## Recorded data

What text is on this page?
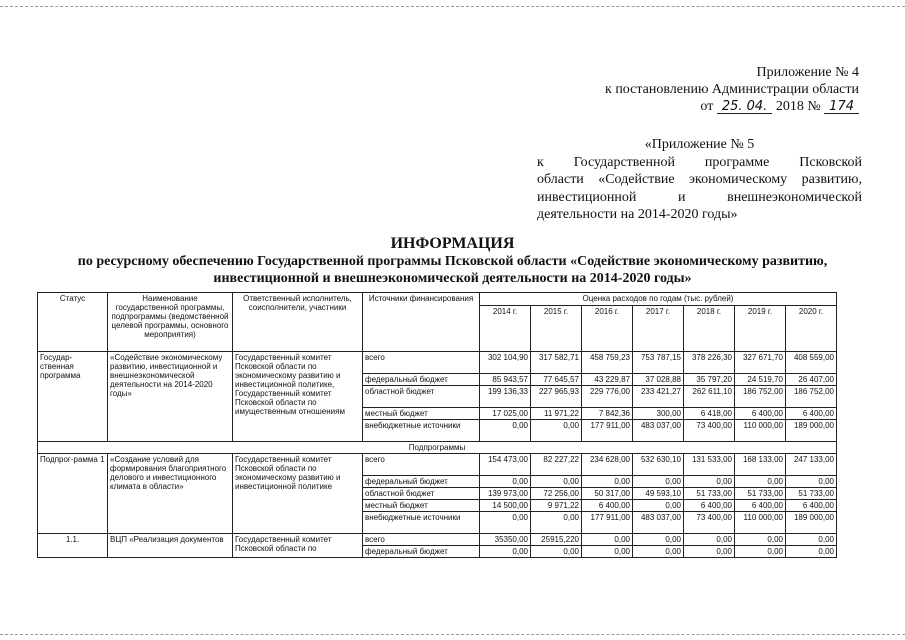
Приложение № 4
к постановлению Администрации области
от 25. 04. 2018 № 174
«Приложение № 5
к Государственной программе Псковской
области «Содействие экономическому развитию,
инвестиционной и внешнеэкономической
деятельности на 2014-2020 годы»
ИНФОРМАЦИЯ
по ресурсному обеспечению Государственной программы Псковской области «Содействие экономическому развитию,
инвестиционной и внешнеэкономической деятельности на 2014-2020 годы»
Статус	Наименование государственной программы, подпрограммы (ведомственной целевой программы, основного мероприятия)	Ответственный исполнитель, соисполнители, участники	Источники финансирования	Оценка расходов по годам (тыс. рублей)						
				2014 г.	2015 г.	2016 г.	2017 г.	2018 г.	2019 г.	2020 г.
Государ-ственная программа	«Содействие экономическому развитию, инвестиционной и внешнеэкономической деятельности на 2014-2020 годы»	Государственный комитет Псковской области по экономическому развитию и инвестиционной политике, Государственный комитет Псковской области по имущественным отношениям	всего	302 104,90	317 582,71	458 759,23	753 787,15	378 226,30	327 671,70	408 559,00
			федеральный бюджет	85 943,57	77 645,57	43 229,87	37 028,88	35 797,20	24 519,70	26 407,00
			областной бюджет	199 136,33	227 965,93	229 776,00	233 421,27	262 611,10	186 752,00	186 752,00
			местный бюджет	17 025,00	11 971,22	7 842,36	300,00	6 418,00	6 400,00	6 400,00
			внебюджетные источники	0,00	0,00	177 911,00	483 037,00	73 400,00	110 000,00	189 000,00
Подпрограммы										
Подпрог-рамма 1	«Создание условий для формирования благоприятного делового и инвестиционного климата в области»	Государственный комитет Псковской области по экономическому развитию и инвестиционной политике	всего	154 473,00	82 227,22	234 628,00	532 630,10	131 533,00	168 133,00	247 133,00
			федеральный бюджет	0,00	0,00	0,00	0,00	0,00	0,00	0,00
			областной бюджет	139 973,00	72 256,00	50 317,00	49 593,10	51 733,00	51 733,00	51 733,00
			местный бюджет	14 500,00	9 971,22	6 400,00	0,00	6 400,00	6 400,00	6 400,00
			внебюджетные источники	0,00	0,00	177 911,00	483 037,00	73 400,00	110 000,00	189 000,00
1.1.	ВЦП «Реализация документов	Государственный комитет Псковской области по	всего	35350,00	25915,220	0,00	0,00	0,00	0,00	0,00
			федеральный бюджет	0,00	0,00	0,00	0,00	0,00	0,00	0,00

## Objective
Quote the listing above in full, except for the pictures.

## Solution for this task
What text is on this page?
Приложение № 4
к постановлению Администрации области
от 25. 04. 2018 № 174
«Приложение № 5
к Государственной программе Псковской
области «Содействие экономическому развитию,
инвестиционной и внешнеэкономической
деятельности на 2014-2020 годы»
ИНФОРМАЦИЯ
по ресурсному обеспечению Государственной программы Псковской области «Содействие экономическому развитию,
инвестиционной и внешнеэкономической деятельности на 2014-2020 годы»
Статус	Наименование государственной программы, подпрограммы (ведомственной целевой программы, основного мероприятия)	Ответственный исполнитель, соисполнители, участники	Источники финансирования	Оценка расходов по годам (тыс. рублей)						
				2014 г.	2015 г.	2016 г.	2017 г.	2018 г.	2019 г.	2020 г.
Государ-ственная программа	«Содействие экономическому развитию, инвестиционной и внешнеэкономической деятельности на 2014-2020 годы»	Государственный комитет Псковской области по экономическому развитию и инвестиционной политике, Государственный комитет Псковской области по имущественным отношениям	всего	302 104,90	317 582,71	458 759,23	753 787,15	378 226,30	327 671,70	408 559,00
			федеральный бюджет	85 943,57	77 645,57	43 229,87	37 028,88	35 797,20	24 519,70	26 407,00
			областной бюджет	199 136,33	227 965,93	229 776,00	233 421,27	262 611,10	186 752,00	186 752,00
			местный бюджет	17 025,00	11 971,22	7 842,36	300,00	6 418,00	6 400,00	6 400,00
			внебюджетные источники	0,00	0,00	177 911,00	483 037,00	73 400,00	110 000,00	189 000,00
Подпрограммы										
Подпрог-рамма 1	«Создание условий для формирования благоприятного делового и инвестиционного климата в области»	Государственный комитет Псковской области по экономическому развитию и инвестиционной политике	всего	154 473,00	82 227,22	234 628,00	532 630,10	131 533,00	168 133,00	247 133,00
			федеральный бюджет	0,00	0,00	0,00	0,00	0,00	0,00	0,00
			областной бюджет	139 973,00	72 256,00	50 317,00	49 593,10	51 733,00	51 733,00	51 733,00
			местный бюджет	14 500,00	9 971,22	6 400,00	0,00	6 400,00	6 400,00	6 400,00
			внебюджетные источники	0,00	0,00	177 911,00	483 037,00	73 400,00	110 000,00	189 000,00
1.1.	ВЦП «Реализация документов	Государственный комитет Псковской области по	всего	35350,00	25915,220	0,00	0,00	0,00	0,00	0,00
			федеральный бюджет	0,00	0,00	0,00	0,00	0,00	0,00	0,00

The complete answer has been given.